WRITTEN INSTRUCTION >>
Repeat every entry in the listing below, exactly.

STORED ROWS >>
---

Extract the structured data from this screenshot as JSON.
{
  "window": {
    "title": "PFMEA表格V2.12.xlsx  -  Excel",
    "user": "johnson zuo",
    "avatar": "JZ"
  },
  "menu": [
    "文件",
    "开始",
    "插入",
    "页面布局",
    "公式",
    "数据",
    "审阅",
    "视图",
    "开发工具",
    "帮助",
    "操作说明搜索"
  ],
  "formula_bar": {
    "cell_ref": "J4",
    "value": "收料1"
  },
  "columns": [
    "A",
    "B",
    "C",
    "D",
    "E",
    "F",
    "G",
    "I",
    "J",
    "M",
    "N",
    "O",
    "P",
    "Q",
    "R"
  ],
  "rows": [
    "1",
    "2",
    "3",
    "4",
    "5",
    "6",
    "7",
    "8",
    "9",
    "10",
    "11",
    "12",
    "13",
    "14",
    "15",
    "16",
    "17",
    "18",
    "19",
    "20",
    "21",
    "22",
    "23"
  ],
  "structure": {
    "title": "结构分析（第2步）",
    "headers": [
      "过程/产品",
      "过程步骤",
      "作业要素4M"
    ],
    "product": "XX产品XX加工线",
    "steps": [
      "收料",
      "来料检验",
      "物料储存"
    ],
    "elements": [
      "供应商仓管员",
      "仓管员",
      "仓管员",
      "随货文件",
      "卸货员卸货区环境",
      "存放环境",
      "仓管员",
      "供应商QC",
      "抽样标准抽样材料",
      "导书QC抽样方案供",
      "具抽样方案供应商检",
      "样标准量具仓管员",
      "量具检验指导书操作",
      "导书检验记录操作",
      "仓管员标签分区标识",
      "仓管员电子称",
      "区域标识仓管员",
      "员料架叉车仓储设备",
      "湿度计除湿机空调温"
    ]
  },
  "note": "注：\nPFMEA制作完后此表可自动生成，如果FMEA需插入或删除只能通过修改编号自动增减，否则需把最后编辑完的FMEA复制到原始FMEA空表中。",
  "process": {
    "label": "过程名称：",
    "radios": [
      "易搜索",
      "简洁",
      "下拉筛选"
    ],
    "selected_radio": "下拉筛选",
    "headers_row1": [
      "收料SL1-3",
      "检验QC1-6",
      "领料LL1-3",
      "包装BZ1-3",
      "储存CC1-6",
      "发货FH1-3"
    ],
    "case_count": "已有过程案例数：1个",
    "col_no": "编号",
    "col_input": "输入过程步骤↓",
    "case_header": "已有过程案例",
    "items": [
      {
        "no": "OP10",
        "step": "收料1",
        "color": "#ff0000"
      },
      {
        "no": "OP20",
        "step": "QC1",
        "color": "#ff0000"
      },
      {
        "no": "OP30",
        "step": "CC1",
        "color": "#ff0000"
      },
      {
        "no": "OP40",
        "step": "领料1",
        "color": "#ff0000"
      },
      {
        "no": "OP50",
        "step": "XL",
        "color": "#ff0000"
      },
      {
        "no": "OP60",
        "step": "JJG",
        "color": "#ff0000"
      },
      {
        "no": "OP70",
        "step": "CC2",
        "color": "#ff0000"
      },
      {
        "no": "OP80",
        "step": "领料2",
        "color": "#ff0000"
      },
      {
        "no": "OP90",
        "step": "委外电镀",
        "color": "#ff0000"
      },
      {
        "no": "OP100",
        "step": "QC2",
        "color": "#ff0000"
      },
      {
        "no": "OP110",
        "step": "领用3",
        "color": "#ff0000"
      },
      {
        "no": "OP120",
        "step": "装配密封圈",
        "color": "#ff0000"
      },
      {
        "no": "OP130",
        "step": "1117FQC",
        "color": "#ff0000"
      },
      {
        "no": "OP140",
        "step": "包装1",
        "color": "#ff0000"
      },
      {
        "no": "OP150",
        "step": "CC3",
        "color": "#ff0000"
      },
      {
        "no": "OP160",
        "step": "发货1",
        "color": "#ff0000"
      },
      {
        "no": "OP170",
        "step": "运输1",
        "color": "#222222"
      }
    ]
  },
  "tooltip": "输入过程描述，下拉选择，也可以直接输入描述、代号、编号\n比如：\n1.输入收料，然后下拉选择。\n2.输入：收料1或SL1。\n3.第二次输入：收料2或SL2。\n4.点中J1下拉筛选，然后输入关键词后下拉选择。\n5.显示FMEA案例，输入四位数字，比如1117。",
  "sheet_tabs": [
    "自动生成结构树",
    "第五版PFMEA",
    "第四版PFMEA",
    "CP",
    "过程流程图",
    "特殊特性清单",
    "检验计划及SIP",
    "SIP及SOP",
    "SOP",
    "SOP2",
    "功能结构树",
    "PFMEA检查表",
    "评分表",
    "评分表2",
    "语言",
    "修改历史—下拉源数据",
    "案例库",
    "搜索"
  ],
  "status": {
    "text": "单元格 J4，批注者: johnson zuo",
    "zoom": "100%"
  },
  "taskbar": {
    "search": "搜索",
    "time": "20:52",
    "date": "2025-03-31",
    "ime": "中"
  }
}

---

REPLY TO THE TASK >>
Extract the structured data from this screenshot as JSON.
{
  "window": {
    "title": "PFMEA表格V2.12.xlsx  -  Excel",
    "user": "johnson zuo",
    "avatar": "JZ"
  },
  "menu": [
    "文件",
    "开始",
    "插入",
    "页面布局",
    "公式",
    "数据",
    "审阅",
    "视图",
    "开发工具",
    "帮助",
    "操作说明搜索"
  ],
  "formula_bar": {
    "cell_ref": "J4",
    "value": "收料1"
  },
  "columns": [
    "A",
    "B",
    "C",
    "D",
    "E",
    "F",
    "G",
    "I",
    "J",
    "M",
    "N",
    "O",
    "P",
    "Q",
    "R"
  ],
  "rows": [
    "1",
    "2",
    "3",
    "4",
    "5",
    "6",
    "7",
    "8",
    "9",
    "10",
    "11",
    "12",
    "13",
    "14",
    "15",
    "16",
    "17",
    "18",
    "19",
    "20",
    "21",
    "22",
    "23"
  ],
  "structure": {
    "title": "结构分析（第2步）",
    "headers": [
      "过程/产品",
      "过程步骤",
      "作业要素4M"
    ],
    "product": "XX产品XX加工线",
    "steps": [
      "收料",
      "来料检验",
      "物料储存"
    ],
    "elements": [
      "供应商仓管员",
      "仓管员",
      "仓管员",
      "随货文件",
      "卸货员卸货区环境",
      "存放环境",
      "仓管员",
      "供应商QC",
      "抽样标准抽样材料",
      "导书QC抽样方案供",
      "具抽样方案供应商检",
      "样标准量具仓管员",
      "量具检验指导书操作",
      "导书检验记录操作",
      "仓管员标签分区标识",
      "仓管员电子称",
      "区域标识仓管员",
      "员料架叉车仓储设备",
      "湿度计除湿机空调温"
    ]
  },
  "note": "注：\nPFMEA制作完后此表可自动生成，如果FMEA需插入或删除只能通过修改编号自动增减，否则需把最后编辑完的FMEA复制到原始FMEA空表中。",
  "process": {
    "label": "过程名称：",
    "radios": [
      "易搜索",
      "简洁",
      "下拉筛选"
    ],
    "selected_radio": "下拉筛选",
    "headers_row1": [
      "收料SL1-3",
      "检验QC1-6",
      "领料LL1-3",
      "包装BZ1-3",
      "储存CC1-6",
      "发货FH1-3"
    ],
    "case_count": "已有过程案例数：1个",
    "col_no": "编号",
    "col_input": "输入过程步骤↓",
    "case_header": "已有过程案例",
    "items": [
      {
        "no": "OP10",
        "step": "收料1",
        "color": "#ff0000"
      },
      {
        "no": "OP20",
        "step": "QC1",
        "color": "#ff0000"
      },
      {
        "no": "OP30",
        "step": "CC1",
        "color": "#ff0000"
      },
      {
        "no": "OP40",
        "step": "领料1",
        "color": "#ff0000"
      },
      {
        "no": "OP50",
        "step": "XL",
        "color": "#ff0000"
      },
      {
        "no": "OP60",
        "step": "JJG",
        "color": "#ff0000"
      },
      {
        "no": "OP70",
        "step": "CC2",
        "color": "#ff0000"
      },
      {
        "no": "OP80",
        "step": "领料2",
        "color": "#ff0000"
      },
      {
        "no": "OP90",
        "step": "委外电镀",
        "color": "#ff0000"
      },
      {
        "no": "OP100",
        "step": "QC2",
        "color": "#ff0000"
      },
      {
        "no": "OP110",
        "step": "领用3",
        "color": "#ff0000"
      },
      {
        "no": "OP120",
        "step": "装配密封圈",
        "color": "#ff0000"
      },
      {
        "no": "OP130",
        "step": "1117FQC",
        "color": "#ff0000"
      },
      {
        "no": "OP140",
        "step": "包装1",
        "color": "#ff0000"
      },
      {
        "no": "OP150",
        "step": "CC3",
        "color": "#ff0000"
      },
      {
        "no": "OP160",
        "step": "发货1",
        "color": "#ff0000"
      },
      {
        "no": "OP170",
        "step": "运输1",
        "color": "#222222"
      }
    ]
  },
  "tooltip": "输入过程描述，下拉选择，也可以直接输入描述、代号、编号\n比如：\n1.输入收料，然后下拉选择。\n2.输入：收料1或SL1。\n3.第二次输入：收料2或SL2。\n4.点中J1下拉筛选，然后输入关键词后下拉选择。\n5.显示FMEA案例，输入四位数字，比如1117。",
  "sheet_tabs": [
    "自动生成结构树",
    "第五版PFMEA",
    "第四版PFMEA",
    "CP",
    "过程流程图",
    "特殊特性清单",
    "检验计划及SIP",
    "SIP及SOP",
    "SOP",
    "SOP2",
    "功能结构树",
    "PFMEA检查表",
    "评分表",
    "评分表2",
    "语言",
    "修改历史—下拉源数据",
    "案例库",
    "搜索"
  ],
  "status": {
    "text": "单元格 J4，批注者: johnson zuo",
    "zoom": "100%"
  },
  "taskbar": {
    "search": "搜索",
    "time": "20:52",
    "date": "2025-03-31",
    "ime": "中"
  }
}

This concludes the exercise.